Using the passage on the Spoonbenders TV deal, explain in one to three sentences what made the Paramount offer the winning bid.
(Excerpted passage begins)
Spoonbenders TV Deal

So this is a thing that happened:

Hot Drama About Eccentric Magicians Scores Deal With Knopf, Paramount TV (Hollywood Reporter)

I’m pretty pretty happy. As the article notes, we had a bidding process going on among various studios and production groups. The clincher about the Paramount offer was the chance to work with the folks from Anonymous Content. They’re the people behind True Detective, Spotlight, The Revenant, and one of my favorite small movies, The End of the Tour.

Another clincher–I’ll be an executive producer on the show, and I’ll let you know what that means as soon as I figure it out.

Audio! Me and Hannu at SF in SF

IMG_0646A month or so ago I appeared at SF in SF, the San Francisco reading series run by the lovely and dynamic Rina Weisman (that’s her in the back). I read alongside Hannu Rajaniemi, author of the Quantum Thief trilogy (handsome guy to the right), and the event was moderated, as usual, by the also handsome Terry Bisson, one of my literary heroes.

The people at Soma FM were there to record the readings and the Q&A section that followed. You can listen to the MP3. Or, peruse all their podcasts at their Soma FM Podcast page.

I read two stories. “A Thousand Gomorrahs,” my apocalyptic love letter to coffee shops, has only been published in Hebrew; it was written for a con in Israel run by my friends Ehud Maimon and Keren Landsman. “Digital,” about a man whose sense of self moves from behind his eyes to the index finger of his left hand, appeared in my short story collection, Unpossible and Other Stories.
(Excerpted passage ends)
(Given records begins)
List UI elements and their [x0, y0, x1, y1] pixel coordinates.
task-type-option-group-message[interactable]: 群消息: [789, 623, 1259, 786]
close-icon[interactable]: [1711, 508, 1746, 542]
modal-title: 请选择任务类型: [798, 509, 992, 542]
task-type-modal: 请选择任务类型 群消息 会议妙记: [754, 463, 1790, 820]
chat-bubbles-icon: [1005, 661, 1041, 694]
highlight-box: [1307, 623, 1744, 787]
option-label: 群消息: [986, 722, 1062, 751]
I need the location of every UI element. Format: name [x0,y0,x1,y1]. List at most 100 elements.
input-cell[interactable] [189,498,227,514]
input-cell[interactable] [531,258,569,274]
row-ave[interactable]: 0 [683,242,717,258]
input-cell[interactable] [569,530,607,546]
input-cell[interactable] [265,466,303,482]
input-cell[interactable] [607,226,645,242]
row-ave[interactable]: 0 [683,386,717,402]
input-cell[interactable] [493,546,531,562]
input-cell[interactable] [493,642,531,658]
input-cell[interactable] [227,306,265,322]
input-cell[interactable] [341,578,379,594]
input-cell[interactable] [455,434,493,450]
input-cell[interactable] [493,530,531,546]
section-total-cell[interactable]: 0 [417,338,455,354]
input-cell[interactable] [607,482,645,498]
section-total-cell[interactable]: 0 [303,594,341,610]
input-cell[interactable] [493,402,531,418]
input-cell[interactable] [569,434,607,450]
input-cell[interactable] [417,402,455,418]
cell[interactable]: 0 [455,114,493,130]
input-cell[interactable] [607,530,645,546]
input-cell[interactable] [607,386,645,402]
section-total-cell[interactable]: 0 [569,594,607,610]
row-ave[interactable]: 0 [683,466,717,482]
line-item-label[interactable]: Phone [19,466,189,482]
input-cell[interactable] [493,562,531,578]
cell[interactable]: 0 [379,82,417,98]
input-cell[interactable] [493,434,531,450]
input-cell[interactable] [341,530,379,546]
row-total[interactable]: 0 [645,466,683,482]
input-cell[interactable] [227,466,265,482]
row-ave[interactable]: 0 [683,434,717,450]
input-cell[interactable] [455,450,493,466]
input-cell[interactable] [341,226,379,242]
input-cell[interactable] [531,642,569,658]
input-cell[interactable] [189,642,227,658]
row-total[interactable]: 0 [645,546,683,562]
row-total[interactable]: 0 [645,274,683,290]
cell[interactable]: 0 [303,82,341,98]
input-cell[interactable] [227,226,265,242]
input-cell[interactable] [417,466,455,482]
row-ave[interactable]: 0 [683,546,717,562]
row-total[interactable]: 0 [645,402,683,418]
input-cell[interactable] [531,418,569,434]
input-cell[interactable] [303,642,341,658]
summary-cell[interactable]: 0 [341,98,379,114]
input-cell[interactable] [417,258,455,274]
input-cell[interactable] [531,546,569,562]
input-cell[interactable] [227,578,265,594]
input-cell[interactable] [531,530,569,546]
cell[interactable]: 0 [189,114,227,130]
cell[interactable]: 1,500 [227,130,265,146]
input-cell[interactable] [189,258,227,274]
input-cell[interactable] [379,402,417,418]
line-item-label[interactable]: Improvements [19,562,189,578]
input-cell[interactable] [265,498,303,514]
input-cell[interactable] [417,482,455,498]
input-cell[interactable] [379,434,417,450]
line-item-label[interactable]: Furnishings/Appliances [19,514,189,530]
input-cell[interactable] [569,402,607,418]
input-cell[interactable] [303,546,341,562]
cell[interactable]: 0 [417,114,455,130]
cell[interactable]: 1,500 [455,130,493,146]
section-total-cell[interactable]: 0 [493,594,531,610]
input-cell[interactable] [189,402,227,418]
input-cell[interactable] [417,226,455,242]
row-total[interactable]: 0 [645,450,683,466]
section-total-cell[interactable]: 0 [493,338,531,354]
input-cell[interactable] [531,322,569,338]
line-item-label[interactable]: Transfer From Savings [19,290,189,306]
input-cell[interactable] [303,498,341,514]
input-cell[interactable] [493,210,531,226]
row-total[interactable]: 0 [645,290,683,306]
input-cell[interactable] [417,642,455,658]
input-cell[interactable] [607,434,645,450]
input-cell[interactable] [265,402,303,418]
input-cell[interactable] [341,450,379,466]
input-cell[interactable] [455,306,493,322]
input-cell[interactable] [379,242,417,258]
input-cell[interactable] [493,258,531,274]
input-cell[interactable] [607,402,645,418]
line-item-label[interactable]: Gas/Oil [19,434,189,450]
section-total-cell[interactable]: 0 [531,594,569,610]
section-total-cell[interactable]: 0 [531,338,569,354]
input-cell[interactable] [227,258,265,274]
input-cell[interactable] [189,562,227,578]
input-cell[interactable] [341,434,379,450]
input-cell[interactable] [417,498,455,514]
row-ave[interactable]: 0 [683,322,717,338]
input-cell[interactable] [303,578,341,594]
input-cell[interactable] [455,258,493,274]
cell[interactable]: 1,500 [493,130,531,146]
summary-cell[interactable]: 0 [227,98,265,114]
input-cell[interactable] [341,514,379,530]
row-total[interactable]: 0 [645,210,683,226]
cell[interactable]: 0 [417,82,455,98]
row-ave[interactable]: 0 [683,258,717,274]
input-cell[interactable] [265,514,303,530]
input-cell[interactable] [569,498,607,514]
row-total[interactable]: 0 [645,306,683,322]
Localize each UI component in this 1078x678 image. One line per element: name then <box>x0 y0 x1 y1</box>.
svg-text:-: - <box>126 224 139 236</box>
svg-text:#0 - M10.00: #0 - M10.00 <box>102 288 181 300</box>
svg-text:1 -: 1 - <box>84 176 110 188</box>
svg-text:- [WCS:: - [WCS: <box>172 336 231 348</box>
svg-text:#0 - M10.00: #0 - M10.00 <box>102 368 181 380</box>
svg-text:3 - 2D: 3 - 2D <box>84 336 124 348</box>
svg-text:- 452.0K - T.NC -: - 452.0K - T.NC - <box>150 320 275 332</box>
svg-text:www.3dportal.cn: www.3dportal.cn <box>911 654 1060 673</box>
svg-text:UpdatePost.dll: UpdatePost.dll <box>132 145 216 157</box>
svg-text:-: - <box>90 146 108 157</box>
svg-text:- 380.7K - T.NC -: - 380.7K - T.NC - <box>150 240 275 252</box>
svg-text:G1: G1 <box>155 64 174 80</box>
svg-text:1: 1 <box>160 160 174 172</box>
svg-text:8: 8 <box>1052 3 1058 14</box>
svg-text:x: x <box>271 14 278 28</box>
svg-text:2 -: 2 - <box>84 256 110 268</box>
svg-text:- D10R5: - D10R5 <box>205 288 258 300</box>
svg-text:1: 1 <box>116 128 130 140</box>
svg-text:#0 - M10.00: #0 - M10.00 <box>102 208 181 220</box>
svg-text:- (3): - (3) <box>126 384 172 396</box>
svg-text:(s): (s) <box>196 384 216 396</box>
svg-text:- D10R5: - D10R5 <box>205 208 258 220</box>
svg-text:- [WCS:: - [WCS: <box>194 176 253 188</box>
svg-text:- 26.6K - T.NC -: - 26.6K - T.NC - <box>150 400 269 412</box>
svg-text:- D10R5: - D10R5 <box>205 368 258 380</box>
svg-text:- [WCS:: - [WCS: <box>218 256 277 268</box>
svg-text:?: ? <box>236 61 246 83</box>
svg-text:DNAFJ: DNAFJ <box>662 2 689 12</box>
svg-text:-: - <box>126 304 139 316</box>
(Given records ends)
# Result for this task
The Paramount offer came with the chance to work with the people from Anonymous Content, the team behind True Detective, Spotlight, The Revenant, and The End of the Tour. A second deciding factor was that the author would be an executive producer on the show.